Data listing —
** START **

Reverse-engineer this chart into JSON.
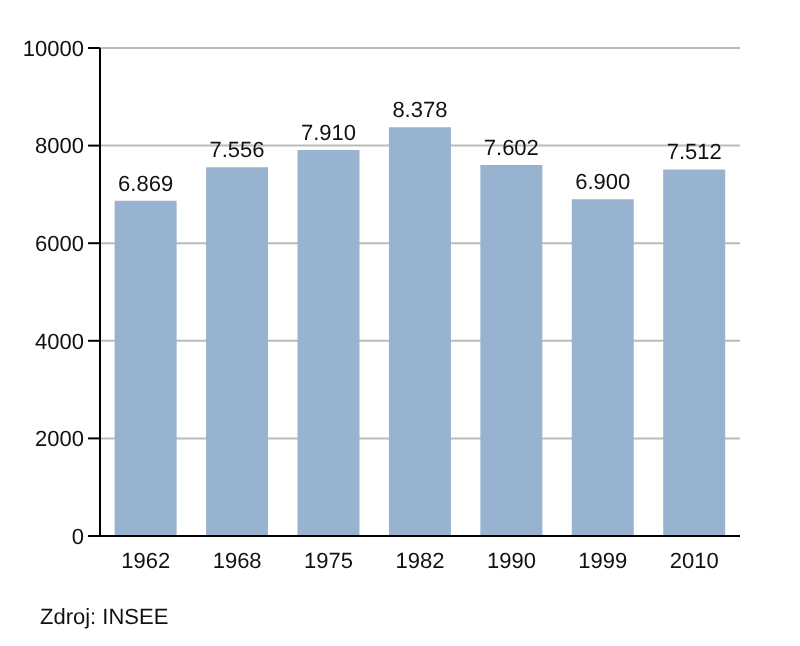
{
  "chart_data": {
    "type": "bar",
    "categories": [
      "1962",
      "1968",
      "1975",
      "1982",
      "1990",
      "1999",
      "2010"
    ],
    "values": [
      6869,
      7556,
      7910,
      8378,
      7602,
      6900,
      7512
    ],
    "value_labels": [
      "6.869",
      "7.556",
      "7.910",
      "8.378",
      "7.602",
      "6.900",
      "7.512"
    ],
    "color": "#98b3cf",
    "ylim": [
      0,
      10000
    ],
    "yticks": [
      0,
      2000,
      4000,
      6000,
      8000,
      10000
    ],
    "grid": "y",
    "annotations": [
      "Zdroj: INSEE"
    ]
  }
}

** END **

Set exercise —
Output the full set of records above without changing a word, and drop the images.

Written response —
Reverse-engineer this chart into JSON.
{
  "chart_data": {
    "type": "bar",
    "categories": [
      "1962",
      "1968",
      "1975",
      "1982",
      "1990",
      "1999",
      "2010"
    ],
    "values": [
      6869,
      7556,
      7910,
      8378,
      7602,
      6900,
      7512
    ],
    "value_labels": [
      "6.869",
      "7.556",
      "7.910",
      "8.378",
      "7.602",
      "6.900",
      "7.512"
    ],
    "color": "#98b3cf",
    "ylim": [
      0,
      10000
    ],
    "yticks": [
      0,
      2000,
      4000,
      6000,
      8000,
      10000
    ],
    "grid": "y",
    "annotations": [
      "Zdroj: INSEE"
    ]
  }
}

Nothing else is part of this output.